• **EXERCISE PROMPT**
Answer with one number: the count of lines in the listing below that hold the word "Zahlungsverkehr".
========================================
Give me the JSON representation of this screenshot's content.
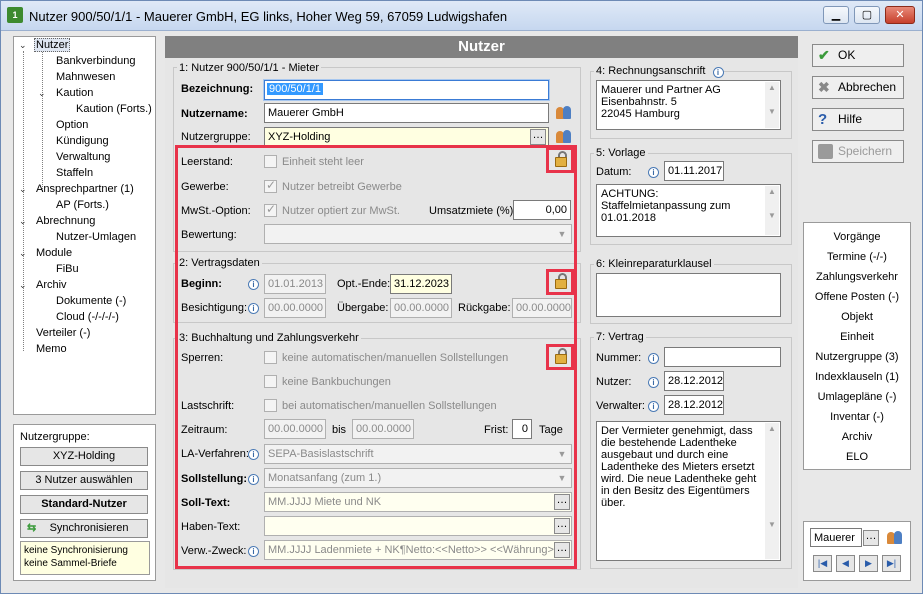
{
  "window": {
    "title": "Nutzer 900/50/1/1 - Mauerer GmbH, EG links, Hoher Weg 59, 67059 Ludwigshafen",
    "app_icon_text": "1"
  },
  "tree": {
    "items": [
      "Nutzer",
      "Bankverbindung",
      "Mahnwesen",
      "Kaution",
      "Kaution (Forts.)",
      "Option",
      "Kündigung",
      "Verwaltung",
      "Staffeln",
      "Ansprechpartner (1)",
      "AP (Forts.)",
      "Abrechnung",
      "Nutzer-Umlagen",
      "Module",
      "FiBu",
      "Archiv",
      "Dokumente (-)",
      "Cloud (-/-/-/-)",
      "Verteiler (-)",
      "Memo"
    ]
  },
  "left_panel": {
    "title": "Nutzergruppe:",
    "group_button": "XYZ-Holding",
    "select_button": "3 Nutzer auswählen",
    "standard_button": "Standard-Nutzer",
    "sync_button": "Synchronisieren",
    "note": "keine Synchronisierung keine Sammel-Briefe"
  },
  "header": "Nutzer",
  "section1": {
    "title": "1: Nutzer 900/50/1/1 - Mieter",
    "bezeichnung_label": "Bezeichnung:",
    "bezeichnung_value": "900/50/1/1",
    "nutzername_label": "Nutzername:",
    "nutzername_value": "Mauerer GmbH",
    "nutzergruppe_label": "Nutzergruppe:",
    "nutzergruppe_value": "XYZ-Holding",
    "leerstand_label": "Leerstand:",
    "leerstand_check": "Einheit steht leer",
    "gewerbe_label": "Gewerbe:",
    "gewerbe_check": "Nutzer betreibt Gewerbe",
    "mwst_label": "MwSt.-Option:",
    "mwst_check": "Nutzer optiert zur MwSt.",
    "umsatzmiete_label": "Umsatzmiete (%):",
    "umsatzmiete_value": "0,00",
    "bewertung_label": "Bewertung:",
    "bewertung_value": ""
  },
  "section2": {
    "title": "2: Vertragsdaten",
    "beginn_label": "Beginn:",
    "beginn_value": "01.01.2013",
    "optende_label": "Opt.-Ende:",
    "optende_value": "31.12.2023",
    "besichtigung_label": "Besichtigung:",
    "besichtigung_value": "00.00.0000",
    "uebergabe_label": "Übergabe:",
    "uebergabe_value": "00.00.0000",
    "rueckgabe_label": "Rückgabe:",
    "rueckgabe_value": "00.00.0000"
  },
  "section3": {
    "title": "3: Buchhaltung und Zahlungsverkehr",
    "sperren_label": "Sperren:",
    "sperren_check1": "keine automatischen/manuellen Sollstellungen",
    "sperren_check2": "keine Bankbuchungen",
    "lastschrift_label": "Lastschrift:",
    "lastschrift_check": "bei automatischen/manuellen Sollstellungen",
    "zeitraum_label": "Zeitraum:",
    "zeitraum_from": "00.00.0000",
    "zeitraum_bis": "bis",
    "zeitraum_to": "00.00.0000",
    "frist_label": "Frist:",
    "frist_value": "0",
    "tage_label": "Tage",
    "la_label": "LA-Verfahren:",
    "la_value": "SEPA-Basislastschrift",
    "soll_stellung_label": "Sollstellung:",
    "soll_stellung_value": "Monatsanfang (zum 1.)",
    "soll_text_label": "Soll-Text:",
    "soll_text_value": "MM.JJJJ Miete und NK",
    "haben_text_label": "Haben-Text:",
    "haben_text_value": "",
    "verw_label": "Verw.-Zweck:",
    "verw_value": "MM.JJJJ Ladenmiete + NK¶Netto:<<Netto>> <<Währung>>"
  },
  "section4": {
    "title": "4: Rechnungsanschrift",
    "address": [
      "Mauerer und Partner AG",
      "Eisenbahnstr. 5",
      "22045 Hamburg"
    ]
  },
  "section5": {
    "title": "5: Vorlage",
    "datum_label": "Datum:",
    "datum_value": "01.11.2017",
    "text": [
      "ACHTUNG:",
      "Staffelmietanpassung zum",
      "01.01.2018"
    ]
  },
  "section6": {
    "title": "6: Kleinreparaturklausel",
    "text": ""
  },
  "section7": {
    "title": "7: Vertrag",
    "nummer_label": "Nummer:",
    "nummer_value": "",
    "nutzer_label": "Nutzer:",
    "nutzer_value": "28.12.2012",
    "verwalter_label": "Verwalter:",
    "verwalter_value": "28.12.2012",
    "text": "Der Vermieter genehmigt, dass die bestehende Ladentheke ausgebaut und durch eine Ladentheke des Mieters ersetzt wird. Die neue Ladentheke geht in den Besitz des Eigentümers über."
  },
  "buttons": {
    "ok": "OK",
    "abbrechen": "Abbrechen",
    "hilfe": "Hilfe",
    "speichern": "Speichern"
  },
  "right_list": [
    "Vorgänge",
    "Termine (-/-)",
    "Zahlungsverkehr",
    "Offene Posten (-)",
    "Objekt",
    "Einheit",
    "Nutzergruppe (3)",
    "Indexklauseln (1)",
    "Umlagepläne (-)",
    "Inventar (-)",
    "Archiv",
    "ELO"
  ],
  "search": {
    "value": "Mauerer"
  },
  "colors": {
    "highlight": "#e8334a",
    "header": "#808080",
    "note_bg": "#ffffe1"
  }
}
========================================
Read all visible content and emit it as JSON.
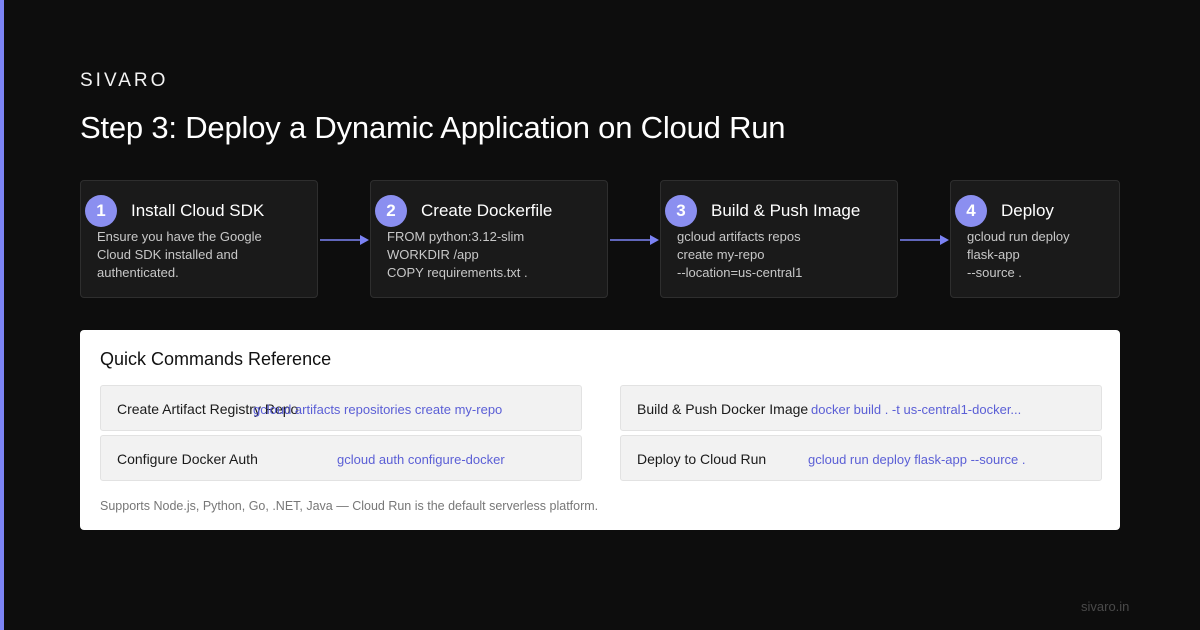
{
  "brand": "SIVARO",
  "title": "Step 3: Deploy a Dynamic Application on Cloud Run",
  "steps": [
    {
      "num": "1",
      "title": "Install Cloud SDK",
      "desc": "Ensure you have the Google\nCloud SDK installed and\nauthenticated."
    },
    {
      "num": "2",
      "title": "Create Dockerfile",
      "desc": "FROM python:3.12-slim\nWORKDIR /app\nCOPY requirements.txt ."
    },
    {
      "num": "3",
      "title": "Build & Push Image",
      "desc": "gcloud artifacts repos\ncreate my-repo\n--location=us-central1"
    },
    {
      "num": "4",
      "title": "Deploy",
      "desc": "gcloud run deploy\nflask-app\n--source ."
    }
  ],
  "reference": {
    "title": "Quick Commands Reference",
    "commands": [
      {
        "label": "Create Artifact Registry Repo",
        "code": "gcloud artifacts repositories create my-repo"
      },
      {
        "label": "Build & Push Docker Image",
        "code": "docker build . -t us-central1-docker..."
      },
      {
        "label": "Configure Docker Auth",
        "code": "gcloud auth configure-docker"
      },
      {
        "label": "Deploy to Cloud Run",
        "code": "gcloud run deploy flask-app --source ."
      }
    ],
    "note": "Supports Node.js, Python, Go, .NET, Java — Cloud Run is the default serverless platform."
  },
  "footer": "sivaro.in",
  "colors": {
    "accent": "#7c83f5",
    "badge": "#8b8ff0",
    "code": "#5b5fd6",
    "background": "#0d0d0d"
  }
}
========================================
• **CORRECT RESULT**
2